▸ **Written request**: Give every entry again, word for word.

* BEGIN Recorded data *

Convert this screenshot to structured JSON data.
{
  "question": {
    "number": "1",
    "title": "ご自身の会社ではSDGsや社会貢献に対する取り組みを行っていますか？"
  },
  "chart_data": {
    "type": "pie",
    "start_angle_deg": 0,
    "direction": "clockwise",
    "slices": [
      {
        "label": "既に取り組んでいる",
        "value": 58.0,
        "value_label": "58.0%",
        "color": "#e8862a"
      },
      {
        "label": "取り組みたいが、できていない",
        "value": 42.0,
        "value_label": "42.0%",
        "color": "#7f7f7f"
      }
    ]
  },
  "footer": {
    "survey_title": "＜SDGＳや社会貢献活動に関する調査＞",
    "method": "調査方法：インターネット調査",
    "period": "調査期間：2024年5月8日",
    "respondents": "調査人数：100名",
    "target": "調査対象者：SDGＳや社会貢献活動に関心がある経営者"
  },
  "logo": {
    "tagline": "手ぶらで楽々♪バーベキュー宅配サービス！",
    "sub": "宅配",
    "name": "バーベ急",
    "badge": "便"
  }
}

* END Recorded data *

▸ **Response below**:
Convert this screenshot to structured JSON data.
{
  "question": {
    "number": "1",
    "title": "ご自身の会社ではSDGsや社会貢献に対する取り組みを行っていますか？"
  },
  "chart_data": {
    "type": "pie",
    "start_angle_deg": 0,
    "direction": "clockwise",
    "slices": [
      {
        "label": "既に取り組んでいる",
        "value": 58.0,
        "value_label": "58.0%",
        "color": "#e8862a"
      },
      {
        "label": "取り組みたいが、できていない",
        "value": 42.0,
        "value_label": "42.0%",
        "color": "#7f7f7f"
      }
    ]
  },
  "footer": {
    "survey_title": "＜SDGＳや社会貢献活動に関する調査＞",
    "method": "調査方法：インターネット調査",
    "period": "調査期間：2024年5月8日",
    "respondents": "調査人数：100名",
    "target": "調査対象者：SDGＳや社会貢献活動に関心がある経営者"
  },
  "logo": {
    "tagline": "手ぶらで楽々♪バーベキュー宅配サービス！",
    "sub": "宅配",
    "name": "バーベ急",
    "badge": "便"
  }
}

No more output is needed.